▶ Problem requirements:
Lines containing the string "JSON" are to be counted; report only how many there are.

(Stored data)
>> start

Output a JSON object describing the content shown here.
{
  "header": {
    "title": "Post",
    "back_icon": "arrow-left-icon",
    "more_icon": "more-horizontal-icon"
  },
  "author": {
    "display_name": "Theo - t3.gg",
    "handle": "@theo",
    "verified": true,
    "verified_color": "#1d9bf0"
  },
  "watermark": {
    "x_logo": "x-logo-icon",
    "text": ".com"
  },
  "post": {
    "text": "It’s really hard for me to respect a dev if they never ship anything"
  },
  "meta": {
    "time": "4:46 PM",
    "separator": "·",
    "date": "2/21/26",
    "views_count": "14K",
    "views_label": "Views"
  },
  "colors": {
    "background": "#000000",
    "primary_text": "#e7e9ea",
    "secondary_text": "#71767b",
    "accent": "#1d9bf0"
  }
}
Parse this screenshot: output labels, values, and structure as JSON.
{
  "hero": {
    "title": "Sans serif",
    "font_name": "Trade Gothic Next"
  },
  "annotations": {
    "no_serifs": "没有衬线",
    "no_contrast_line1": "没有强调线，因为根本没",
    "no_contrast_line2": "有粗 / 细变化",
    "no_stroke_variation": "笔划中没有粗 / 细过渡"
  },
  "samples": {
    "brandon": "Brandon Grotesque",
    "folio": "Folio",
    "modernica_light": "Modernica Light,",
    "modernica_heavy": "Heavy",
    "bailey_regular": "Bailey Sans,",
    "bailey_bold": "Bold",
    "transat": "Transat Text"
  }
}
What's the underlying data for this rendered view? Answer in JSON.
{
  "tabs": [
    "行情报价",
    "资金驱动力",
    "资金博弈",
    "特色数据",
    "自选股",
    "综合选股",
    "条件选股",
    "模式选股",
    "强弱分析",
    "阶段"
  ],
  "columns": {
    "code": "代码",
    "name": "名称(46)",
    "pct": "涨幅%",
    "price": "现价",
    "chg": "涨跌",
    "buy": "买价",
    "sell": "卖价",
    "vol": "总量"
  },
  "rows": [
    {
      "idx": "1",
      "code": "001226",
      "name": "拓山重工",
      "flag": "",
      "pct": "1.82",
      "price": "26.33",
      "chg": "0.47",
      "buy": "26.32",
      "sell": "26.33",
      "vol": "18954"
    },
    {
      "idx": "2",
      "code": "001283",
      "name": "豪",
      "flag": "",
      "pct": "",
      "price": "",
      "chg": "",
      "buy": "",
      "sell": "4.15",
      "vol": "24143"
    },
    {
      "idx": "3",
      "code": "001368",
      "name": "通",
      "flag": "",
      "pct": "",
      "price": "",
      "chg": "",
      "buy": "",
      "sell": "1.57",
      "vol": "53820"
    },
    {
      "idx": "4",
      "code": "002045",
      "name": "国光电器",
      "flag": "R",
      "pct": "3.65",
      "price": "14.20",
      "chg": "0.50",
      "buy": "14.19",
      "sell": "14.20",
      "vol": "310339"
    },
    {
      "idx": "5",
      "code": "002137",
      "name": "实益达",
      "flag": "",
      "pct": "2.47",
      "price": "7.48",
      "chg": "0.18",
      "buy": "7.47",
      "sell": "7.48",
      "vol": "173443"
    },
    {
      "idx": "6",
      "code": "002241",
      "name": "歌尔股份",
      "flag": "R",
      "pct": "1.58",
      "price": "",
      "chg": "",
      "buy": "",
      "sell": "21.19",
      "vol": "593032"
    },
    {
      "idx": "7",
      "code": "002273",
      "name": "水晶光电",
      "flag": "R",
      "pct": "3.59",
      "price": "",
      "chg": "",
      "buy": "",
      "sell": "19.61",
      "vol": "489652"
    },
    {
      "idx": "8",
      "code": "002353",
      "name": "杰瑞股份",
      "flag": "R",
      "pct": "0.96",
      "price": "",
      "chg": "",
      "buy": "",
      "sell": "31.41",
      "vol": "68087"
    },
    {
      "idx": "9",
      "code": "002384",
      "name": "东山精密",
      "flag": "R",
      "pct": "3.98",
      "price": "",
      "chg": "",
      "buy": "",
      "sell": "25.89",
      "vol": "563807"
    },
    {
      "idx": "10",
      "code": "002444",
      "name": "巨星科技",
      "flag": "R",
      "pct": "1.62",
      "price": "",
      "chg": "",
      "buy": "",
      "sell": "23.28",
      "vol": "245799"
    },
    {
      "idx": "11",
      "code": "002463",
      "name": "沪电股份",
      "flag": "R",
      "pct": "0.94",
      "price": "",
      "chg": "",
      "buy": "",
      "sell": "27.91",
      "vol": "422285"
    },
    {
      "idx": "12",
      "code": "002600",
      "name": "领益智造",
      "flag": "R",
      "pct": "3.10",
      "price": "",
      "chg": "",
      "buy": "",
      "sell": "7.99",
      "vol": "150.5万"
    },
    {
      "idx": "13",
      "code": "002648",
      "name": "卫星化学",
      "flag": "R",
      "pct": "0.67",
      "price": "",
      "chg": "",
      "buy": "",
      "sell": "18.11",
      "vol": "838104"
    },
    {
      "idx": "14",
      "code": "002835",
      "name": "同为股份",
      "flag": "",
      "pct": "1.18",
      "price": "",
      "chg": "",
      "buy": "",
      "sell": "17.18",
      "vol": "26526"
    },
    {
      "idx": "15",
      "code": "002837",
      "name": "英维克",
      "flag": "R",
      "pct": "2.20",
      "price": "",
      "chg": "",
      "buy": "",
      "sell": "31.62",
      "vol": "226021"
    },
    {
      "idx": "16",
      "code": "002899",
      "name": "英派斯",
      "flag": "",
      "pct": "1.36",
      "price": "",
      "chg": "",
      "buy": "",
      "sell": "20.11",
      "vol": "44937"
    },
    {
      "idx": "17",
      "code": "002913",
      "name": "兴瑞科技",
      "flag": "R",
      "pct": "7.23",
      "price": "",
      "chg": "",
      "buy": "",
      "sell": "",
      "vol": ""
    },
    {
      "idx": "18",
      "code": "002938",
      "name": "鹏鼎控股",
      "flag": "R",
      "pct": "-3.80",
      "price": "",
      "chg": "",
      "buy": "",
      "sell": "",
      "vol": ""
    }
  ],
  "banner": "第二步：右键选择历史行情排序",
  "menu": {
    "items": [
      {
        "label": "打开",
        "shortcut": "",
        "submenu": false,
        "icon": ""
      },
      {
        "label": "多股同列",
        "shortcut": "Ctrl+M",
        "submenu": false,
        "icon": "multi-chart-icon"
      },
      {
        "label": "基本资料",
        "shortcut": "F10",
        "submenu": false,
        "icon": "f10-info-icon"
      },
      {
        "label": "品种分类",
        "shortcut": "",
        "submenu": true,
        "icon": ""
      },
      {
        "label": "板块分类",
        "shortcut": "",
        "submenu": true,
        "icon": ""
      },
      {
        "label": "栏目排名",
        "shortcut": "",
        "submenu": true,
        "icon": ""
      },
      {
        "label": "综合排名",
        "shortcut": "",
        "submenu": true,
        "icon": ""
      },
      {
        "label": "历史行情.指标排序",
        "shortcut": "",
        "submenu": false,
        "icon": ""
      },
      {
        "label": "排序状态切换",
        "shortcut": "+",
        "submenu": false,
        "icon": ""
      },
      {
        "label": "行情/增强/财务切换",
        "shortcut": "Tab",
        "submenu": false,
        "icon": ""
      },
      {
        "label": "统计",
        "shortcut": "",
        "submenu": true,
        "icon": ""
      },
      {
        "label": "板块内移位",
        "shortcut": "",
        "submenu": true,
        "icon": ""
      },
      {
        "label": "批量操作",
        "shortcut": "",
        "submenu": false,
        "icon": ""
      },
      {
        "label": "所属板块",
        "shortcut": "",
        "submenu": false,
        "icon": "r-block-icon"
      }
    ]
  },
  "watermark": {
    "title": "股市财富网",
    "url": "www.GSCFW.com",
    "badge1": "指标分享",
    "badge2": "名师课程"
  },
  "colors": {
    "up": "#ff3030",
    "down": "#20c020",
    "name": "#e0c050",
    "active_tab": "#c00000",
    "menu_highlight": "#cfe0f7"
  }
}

>> end

▶ Exercise answer:
3